THE INPUT —
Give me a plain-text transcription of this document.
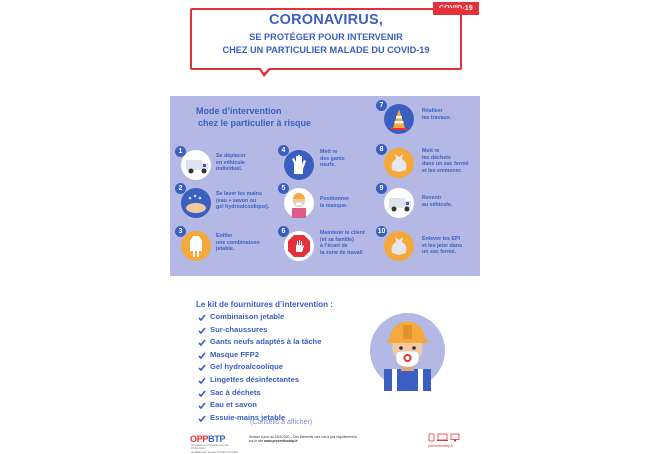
COVID-19
CORONAVIRUS,
SE PROTÉGER POUR INTERVENIR
CHEZ UN PARTICULIER MALADE DU COVID-19
Mode d’intervention
chez le particulier à risque
1
Se déplacer
en véhicule
individuel.
2
Se laver les mains
(eau + savon ou
gel hydroalcoolique).
3
Enfiler
une combinaison
jetable.
4	Mett re
des gants
neufs.
5
Positionner
le masque.
6	Maintenir le client
(et sa famille)
à l’écart de
la zone de travail
7
Réaliser
les travaux.
8	Mett re
les déchets
dans un sac fermé
et les emmener.
9
Revenir
au véhicule.
10
Enlever les EPI
et les jeter dans
un sac fermé.
Le kit de fournitures d’intervention :
Combinaison jetable
Sur-chaussures
Gants neufs adaptés à la tâche
Masque FFP2
Gel hydroalcoolique
Lingettes désinfectantes
Sac à déchets
Eau et savon
Essuie-mains jetable
(Conseils à afficher)
OPPBTP
Organisme Professionnel de Prévention
du Bâtiment et des Travaux Publics
Version à jour au 2/04/2020 – Des éléments sont mis à jour régulièrement
sur le site www.preventionbtp.fr
preventionbtp.fr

EXERCISE DETAILS — Could you restate every record above word for word, leaving the pictures out?

RESPONSE —
Give me a plain-text transcription of this document.
COVID-19
CORONAVIRUS,
SE PROTÉGER POUR INTERVENIR
CHEZ UN PARTICULIER MALADE DU COVID-19
Mode d’intervention
chez le particulier à risque
1
Se déplacer
en véhicule
individuel.
2
Se laver les mains
(eau + savon ou
gel hydroalcoolique).
3
Enfiler
une combinaison
jetable.
4	Mett re
des gants
neufs.
5
Positionner
le masque.
6	Maintenir le client
(et sa famille)
à l’écart de
la zone de travail
7
Réaliser
les travaux.
8	Mett re
les déchets
dans un sac fermé
et les emmener.
9
Revenir
au véhicule.
10
Enlever les EPI
et les jeter dans
un sac fermé.
Le kit de fournitures d’intervention :
Combinaison jetable
Sur-chaussures
Gants neufs adaptés à la tâche
Masque FFP2
Gel hydroalcoolique
Lingettes désinfectantes
Sac à déchets
Eau et savon
Essuie-mains jetable
(Conseils à afficher)
OPPBTP
Organisme Professionnel de Prévention
du Bâtiment et des Travaux Publics
Version à jour au 2/04/2020 – Des éléments sont mis à jour régulièrement
sur le site www.preventionbtp.fr
preventionbtp.fr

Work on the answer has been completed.